__Problem statement__:
Examine each line of the data. Copy those that contain the string "CHƯƠNG".

__Records for this exercise__:
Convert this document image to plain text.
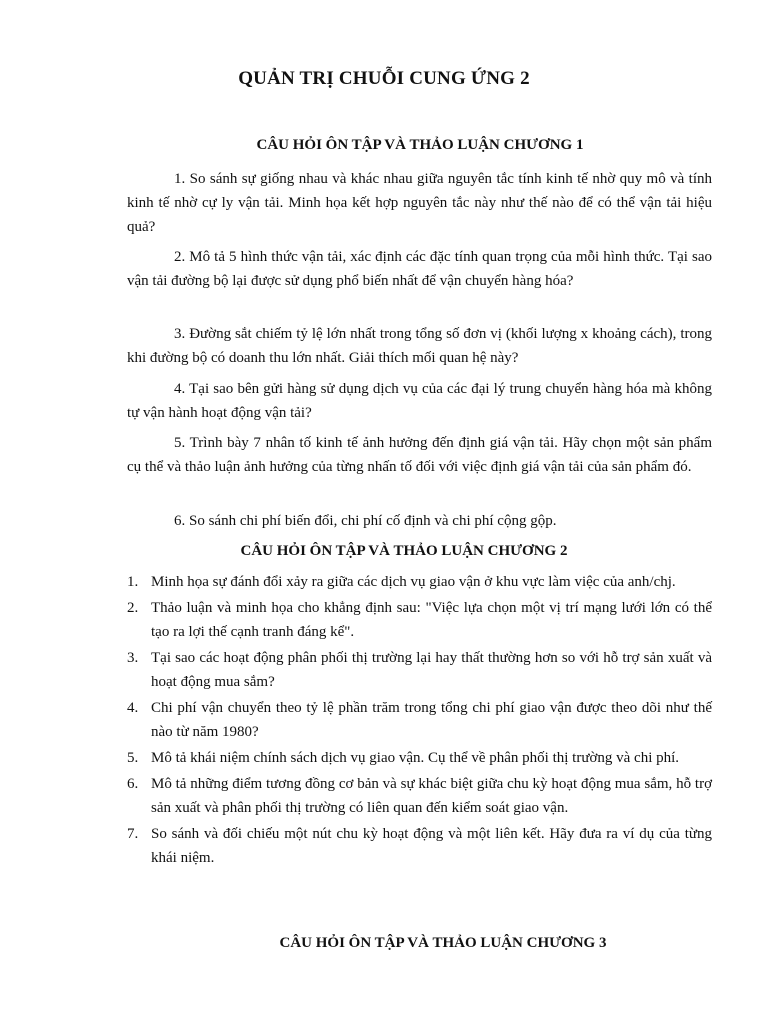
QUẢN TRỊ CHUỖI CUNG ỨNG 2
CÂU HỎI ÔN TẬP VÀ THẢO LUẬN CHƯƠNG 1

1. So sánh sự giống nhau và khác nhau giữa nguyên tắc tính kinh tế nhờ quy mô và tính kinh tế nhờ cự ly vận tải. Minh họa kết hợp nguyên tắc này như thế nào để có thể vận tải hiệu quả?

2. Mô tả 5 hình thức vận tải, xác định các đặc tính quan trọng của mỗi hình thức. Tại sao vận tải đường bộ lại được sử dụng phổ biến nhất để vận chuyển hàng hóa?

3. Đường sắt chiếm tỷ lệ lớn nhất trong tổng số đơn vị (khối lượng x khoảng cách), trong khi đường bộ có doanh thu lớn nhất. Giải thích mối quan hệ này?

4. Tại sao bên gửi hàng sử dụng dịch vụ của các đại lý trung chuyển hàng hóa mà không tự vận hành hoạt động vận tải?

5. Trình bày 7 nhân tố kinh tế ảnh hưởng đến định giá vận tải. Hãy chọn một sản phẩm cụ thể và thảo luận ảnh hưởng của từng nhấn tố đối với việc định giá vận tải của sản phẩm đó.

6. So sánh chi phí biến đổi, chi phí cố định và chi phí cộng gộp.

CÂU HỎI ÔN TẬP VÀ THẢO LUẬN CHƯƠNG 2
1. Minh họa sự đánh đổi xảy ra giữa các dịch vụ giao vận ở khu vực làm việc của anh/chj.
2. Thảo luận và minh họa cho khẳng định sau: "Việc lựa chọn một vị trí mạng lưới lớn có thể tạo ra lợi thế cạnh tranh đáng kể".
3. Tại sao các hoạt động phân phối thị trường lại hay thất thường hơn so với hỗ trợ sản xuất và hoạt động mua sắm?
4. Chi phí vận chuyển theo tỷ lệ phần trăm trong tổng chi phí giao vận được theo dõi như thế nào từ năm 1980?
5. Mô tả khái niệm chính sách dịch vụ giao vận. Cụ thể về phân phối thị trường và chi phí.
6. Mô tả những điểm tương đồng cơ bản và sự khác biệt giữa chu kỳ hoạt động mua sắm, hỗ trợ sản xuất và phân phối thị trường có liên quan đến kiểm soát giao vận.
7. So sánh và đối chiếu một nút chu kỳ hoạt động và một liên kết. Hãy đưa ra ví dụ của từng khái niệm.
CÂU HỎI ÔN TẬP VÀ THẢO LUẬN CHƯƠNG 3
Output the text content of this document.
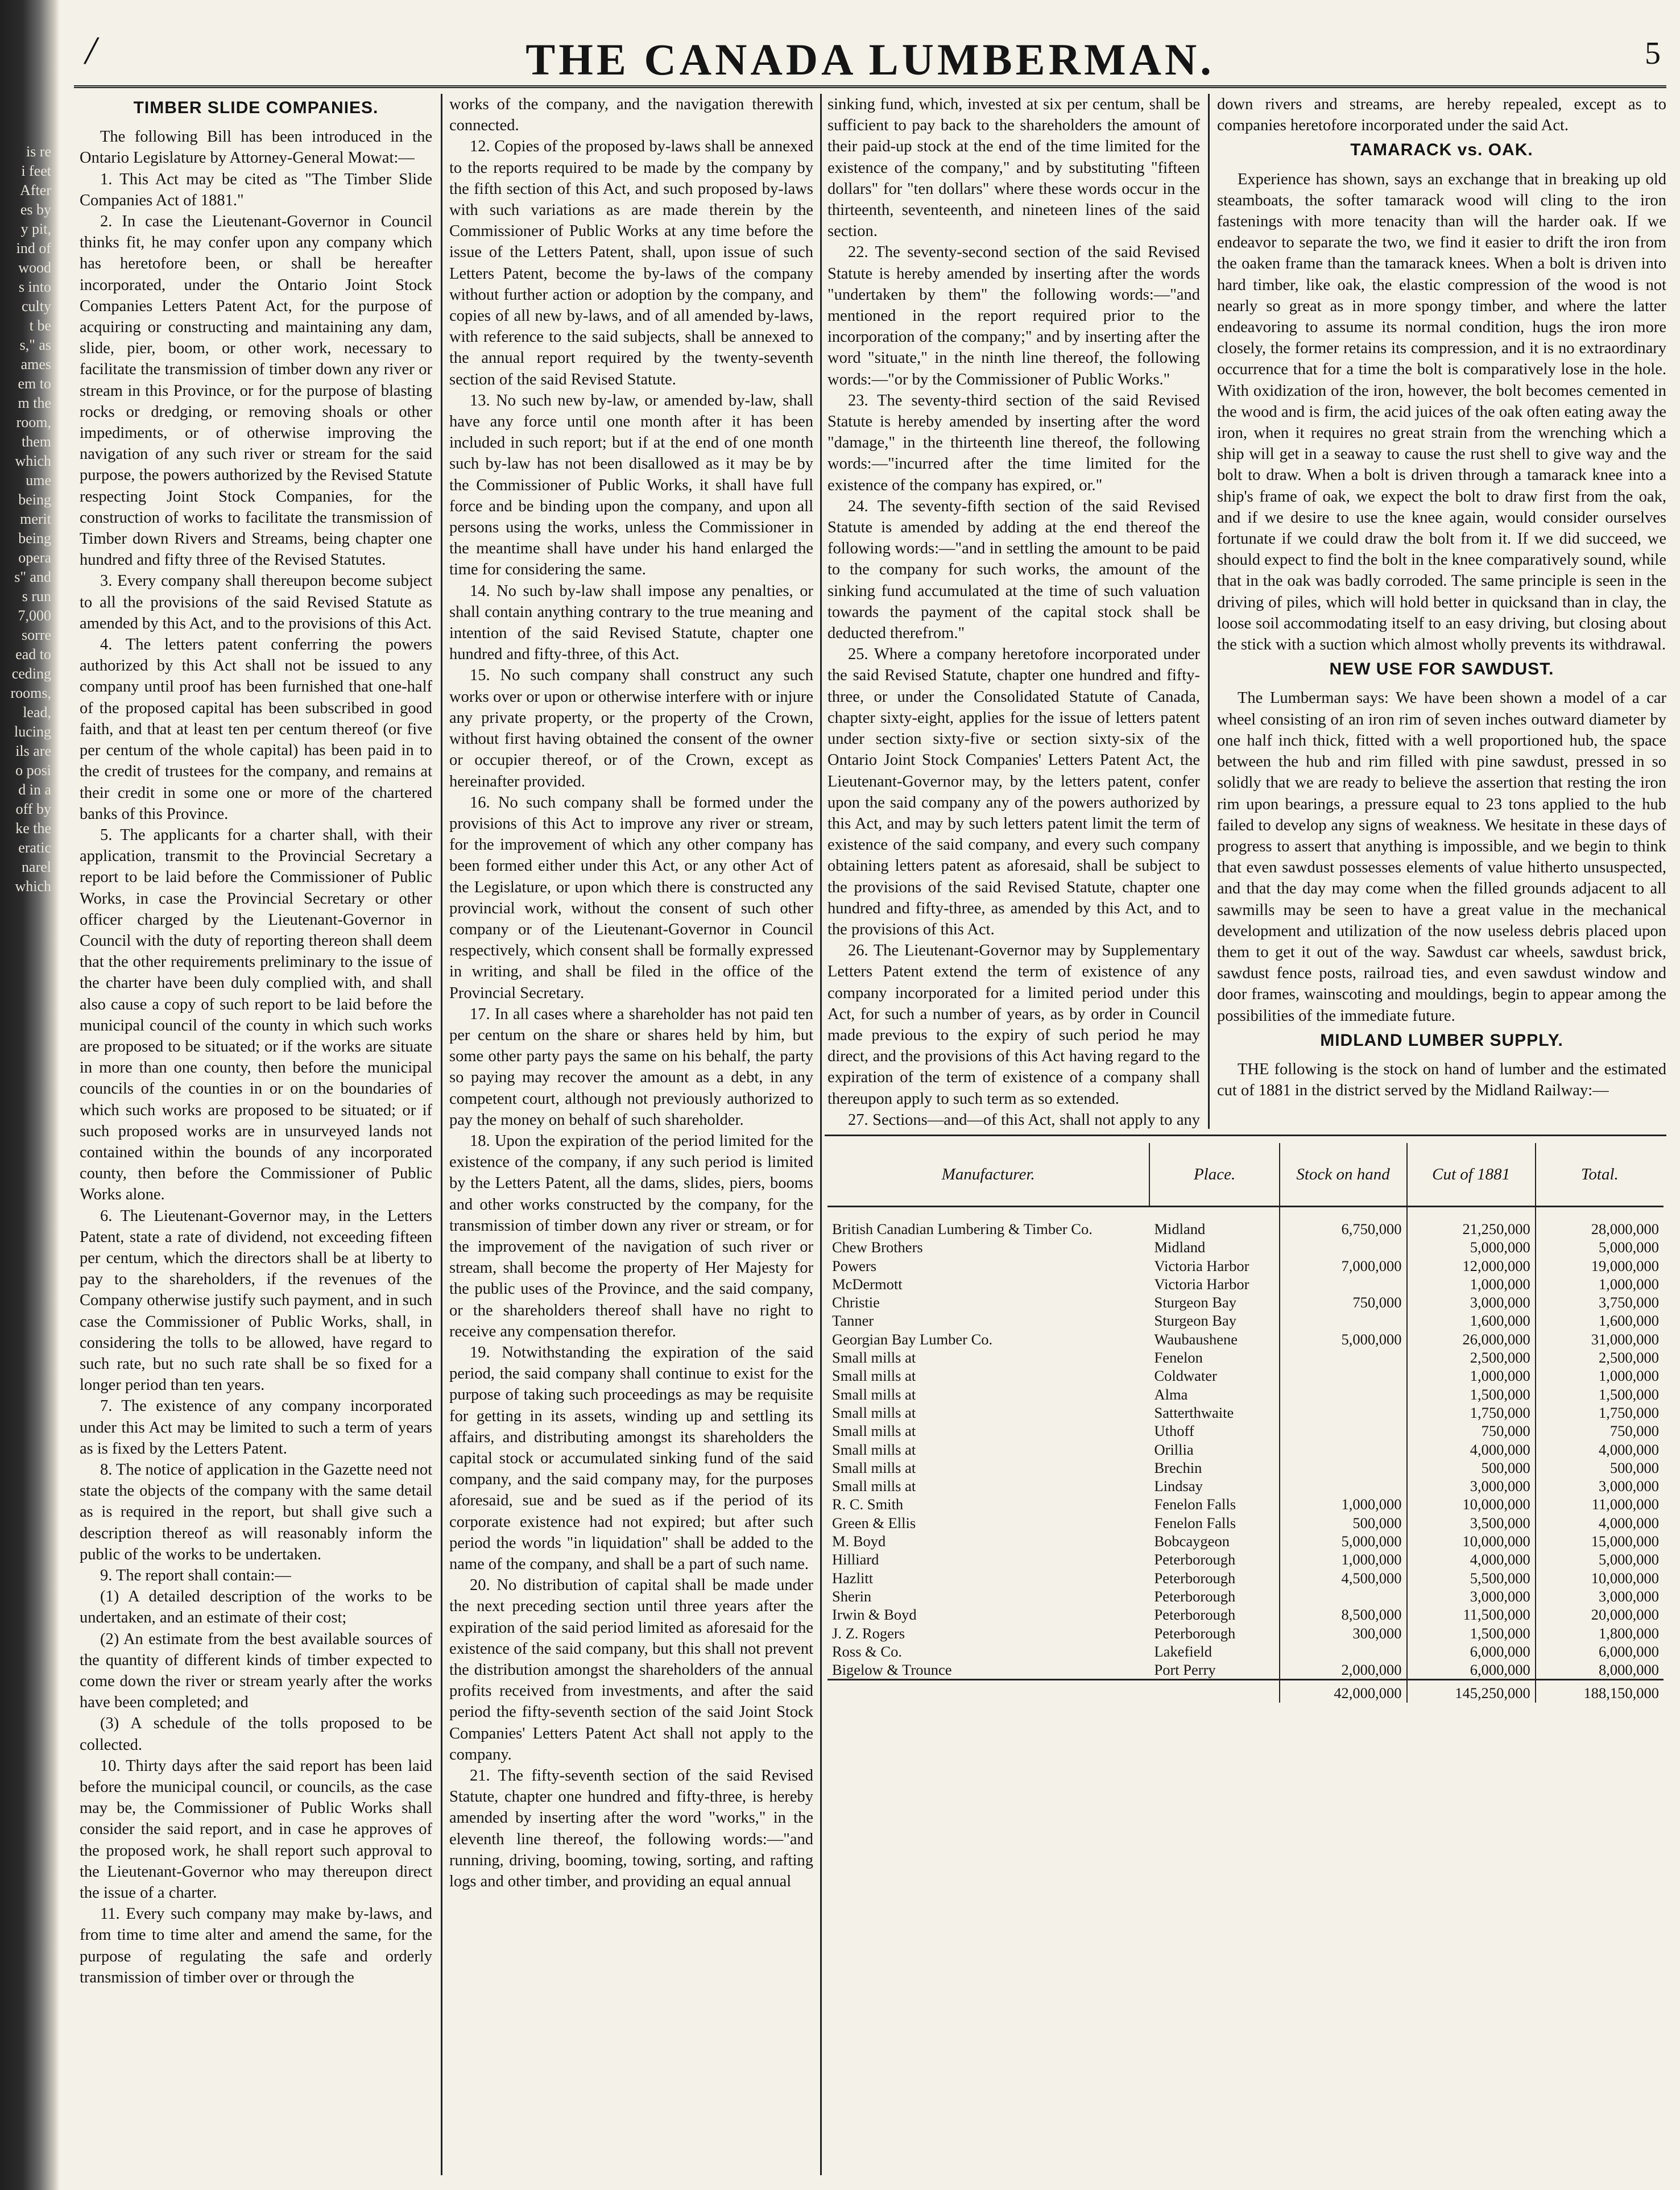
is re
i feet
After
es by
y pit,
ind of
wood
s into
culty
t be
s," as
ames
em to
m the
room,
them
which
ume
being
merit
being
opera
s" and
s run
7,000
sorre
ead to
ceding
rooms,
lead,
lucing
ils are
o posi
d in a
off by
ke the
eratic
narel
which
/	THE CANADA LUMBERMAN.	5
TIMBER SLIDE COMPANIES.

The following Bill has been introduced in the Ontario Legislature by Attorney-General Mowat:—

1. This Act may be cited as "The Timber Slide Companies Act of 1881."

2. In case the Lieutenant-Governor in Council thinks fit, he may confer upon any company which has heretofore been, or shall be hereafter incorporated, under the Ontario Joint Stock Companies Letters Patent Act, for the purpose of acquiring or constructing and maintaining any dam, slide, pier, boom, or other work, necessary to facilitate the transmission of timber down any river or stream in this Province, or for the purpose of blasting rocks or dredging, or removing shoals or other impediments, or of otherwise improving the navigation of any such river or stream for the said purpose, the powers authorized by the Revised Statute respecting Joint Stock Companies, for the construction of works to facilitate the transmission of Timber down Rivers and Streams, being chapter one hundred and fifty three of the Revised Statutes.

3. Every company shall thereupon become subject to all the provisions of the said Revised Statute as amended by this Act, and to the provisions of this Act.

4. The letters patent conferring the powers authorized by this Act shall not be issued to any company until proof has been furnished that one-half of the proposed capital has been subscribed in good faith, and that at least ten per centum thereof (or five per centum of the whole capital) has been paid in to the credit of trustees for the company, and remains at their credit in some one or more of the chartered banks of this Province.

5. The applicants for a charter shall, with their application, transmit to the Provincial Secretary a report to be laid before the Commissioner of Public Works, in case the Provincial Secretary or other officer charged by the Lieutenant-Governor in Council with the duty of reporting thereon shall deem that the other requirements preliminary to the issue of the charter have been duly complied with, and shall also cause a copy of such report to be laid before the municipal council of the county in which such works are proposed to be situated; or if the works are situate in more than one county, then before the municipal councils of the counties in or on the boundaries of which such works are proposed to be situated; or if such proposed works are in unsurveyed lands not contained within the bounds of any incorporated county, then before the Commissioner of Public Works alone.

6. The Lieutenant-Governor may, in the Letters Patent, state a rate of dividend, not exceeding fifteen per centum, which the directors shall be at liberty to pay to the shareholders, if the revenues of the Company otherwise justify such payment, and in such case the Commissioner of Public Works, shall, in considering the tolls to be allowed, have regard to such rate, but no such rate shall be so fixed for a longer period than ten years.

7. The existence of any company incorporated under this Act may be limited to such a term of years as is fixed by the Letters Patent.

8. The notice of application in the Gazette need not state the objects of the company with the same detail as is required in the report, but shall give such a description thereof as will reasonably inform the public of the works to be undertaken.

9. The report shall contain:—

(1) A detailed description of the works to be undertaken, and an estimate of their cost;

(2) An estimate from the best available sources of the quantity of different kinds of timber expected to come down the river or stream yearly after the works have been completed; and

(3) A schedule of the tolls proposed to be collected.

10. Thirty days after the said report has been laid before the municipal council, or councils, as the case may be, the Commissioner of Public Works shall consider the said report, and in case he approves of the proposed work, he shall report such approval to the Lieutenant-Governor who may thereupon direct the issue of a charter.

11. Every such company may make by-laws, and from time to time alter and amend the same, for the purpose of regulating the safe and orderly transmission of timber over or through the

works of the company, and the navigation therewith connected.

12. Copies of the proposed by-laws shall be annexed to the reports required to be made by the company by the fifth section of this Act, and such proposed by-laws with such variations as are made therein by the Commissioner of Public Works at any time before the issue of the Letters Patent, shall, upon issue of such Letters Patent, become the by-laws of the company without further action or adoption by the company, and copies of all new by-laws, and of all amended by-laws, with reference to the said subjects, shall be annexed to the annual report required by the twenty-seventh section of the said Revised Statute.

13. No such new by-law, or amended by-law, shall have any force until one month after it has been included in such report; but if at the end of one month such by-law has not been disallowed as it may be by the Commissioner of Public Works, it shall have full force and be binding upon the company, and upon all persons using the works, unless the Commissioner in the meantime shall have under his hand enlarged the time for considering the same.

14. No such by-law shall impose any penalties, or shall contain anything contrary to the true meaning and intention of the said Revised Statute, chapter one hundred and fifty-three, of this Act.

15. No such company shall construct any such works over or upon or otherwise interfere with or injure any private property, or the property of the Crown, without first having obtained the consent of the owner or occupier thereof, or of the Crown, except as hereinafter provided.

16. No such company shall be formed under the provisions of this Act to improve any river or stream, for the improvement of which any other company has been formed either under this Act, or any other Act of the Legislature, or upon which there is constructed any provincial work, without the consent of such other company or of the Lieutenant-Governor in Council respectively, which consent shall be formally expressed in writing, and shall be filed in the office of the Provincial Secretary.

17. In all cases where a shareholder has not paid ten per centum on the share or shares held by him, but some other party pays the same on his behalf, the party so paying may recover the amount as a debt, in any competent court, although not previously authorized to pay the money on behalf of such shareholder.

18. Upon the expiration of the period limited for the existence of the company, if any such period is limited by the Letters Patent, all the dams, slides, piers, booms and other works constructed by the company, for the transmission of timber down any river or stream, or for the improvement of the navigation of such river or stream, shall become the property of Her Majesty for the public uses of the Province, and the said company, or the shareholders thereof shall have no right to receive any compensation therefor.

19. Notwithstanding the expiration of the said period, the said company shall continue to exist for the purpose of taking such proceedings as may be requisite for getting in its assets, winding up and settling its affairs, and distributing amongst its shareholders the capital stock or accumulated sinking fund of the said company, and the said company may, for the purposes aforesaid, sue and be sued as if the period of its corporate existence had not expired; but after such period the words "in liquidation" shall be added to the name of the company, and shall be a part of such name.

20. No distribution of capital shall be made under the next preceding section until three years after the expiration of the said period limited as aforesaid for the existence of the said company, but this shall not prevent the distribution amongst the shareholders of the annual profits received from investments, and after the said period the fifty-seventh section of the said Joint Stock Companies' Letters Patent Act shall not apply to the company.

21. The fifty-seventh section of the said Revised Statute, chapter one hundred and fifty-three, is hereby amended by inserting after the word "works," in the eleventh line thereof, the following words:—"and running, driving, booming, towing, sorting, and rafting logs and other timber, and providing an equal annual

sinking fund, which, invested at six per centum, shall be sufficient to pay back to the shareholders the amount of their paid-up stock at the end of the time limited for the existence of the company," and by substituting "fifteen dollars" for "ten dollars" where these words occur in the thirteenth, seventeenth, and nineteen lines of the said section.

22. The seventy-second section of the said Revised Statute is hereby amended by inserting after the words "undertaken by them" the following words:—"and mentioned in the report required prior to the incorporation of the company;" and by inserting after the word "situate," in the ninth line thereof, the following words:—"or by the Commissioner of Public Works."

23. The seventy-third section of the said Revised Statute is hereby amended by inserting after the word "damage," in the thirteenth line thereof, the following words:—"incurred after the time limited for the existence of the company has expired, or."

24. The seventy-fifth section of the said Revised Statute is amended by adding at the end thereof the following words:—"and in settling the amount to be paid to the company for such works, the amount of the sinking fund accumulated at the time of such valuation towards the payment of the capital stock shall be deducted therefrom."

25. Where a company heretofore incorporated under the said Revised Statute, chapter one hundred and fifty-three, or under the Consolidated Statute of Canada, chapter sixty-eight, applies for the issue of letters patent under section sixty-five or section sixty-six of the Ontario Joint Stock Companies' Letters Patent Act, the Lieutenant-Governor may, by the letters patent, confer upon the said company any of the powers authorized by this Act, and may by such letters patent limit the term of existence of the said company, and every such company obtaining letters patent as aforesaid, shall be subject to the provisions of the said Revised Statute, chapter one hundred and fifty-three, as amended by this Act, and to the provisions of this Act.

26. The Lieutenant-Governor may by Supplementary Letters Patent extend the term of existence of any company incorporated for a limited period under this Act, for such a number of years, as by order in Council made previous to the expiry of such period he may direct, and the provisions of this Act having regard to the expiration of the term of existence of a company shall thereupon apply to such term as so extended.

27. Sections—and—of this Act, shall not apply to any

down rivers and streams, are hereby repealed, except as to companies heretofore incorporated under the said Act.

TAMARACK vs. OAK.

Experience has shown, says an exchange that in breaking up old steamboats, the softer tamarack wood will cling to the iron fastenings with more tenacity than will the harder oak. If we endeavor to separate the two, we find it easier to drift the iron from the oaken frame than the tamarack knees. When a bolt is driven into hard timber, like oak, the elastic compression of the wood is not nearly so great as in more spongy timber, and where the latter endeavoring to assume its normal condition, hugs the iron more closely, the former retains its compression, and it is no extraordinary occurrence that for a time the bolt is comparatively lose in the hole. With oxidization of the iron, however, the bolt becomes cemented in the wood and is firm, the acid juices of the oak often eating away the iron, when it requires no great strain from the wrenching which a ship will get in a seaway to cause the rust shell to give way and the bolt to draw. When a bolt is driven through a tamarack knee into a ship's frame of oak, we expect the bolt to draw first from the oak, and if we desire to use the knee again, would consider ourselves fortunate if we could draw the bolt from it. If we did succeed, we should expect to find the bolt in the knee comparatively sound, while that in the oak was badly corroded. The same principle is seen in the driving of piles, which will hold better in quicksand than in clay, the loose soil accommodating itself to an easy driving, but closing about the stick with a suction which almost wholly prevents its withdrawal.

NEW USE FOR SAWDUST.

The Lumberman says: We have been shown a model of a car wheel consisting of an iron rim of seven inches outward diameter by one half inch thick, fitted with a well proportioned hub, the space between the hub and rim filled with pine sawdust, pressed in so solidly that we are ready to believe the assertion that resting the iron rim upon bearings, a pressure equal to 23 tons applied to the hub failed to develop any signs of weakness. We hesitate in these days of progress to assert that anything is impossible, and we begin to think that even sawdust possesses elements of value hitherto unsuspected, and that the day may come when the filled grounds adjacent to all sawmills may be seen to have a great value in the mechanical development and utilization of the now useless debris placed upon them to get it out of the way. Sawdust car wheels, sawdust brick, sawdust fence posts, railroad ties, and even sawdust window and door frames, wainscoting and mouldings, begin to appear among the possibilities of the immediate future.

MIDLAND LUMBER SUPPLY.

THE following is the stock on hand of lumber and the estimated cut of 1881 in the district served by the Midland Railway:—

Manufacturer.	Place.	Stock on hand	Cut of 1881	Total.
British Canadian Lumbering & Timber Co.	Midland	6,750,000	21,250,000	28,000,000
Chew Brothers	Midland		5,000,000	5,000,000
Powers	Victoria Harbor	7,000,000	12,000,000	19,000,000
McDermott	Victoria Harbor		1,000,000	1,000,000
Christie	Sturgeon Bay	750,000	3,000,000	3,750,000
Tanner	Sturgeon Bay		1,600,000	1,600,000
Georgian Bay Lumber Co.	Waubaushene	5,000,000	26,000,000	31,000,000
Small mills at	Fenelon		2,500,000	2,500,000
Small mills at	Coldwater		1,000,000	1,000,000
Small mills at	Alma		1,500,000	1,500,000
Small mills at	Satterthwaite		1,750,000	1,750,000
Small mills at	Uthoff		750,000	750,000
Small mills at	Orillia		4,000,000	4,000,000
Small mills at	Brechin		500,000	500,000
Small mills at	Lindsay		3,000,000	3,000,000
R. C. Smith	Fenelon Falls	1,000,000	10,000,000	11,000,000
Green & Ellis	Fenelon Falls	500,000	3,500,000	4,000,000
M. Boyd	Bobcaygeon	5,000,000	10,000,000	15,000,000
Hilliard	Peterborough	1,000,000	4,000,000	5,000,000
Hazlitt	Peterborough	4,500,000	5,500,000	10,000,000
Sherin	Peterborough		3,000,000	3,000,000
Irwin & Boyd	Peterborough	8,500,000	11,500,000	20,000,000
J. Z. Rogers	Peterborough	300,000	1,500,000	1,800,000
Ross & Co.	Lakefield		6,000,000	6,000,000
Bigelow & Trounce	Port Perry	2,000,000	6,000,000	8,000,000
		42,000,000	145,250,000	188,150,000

__Exercise result__:
CÂU HỎI ÔN TẬP VÀ THẢO LUẬN CHƯƠNG 1
CÂU HỎI ÔN TẬP VÀ THẢO LUẬN CHƯƠNG 2
CÂU HỎI ÔN TẬP VÀ THẢO LUẬN CHƯƠNG 3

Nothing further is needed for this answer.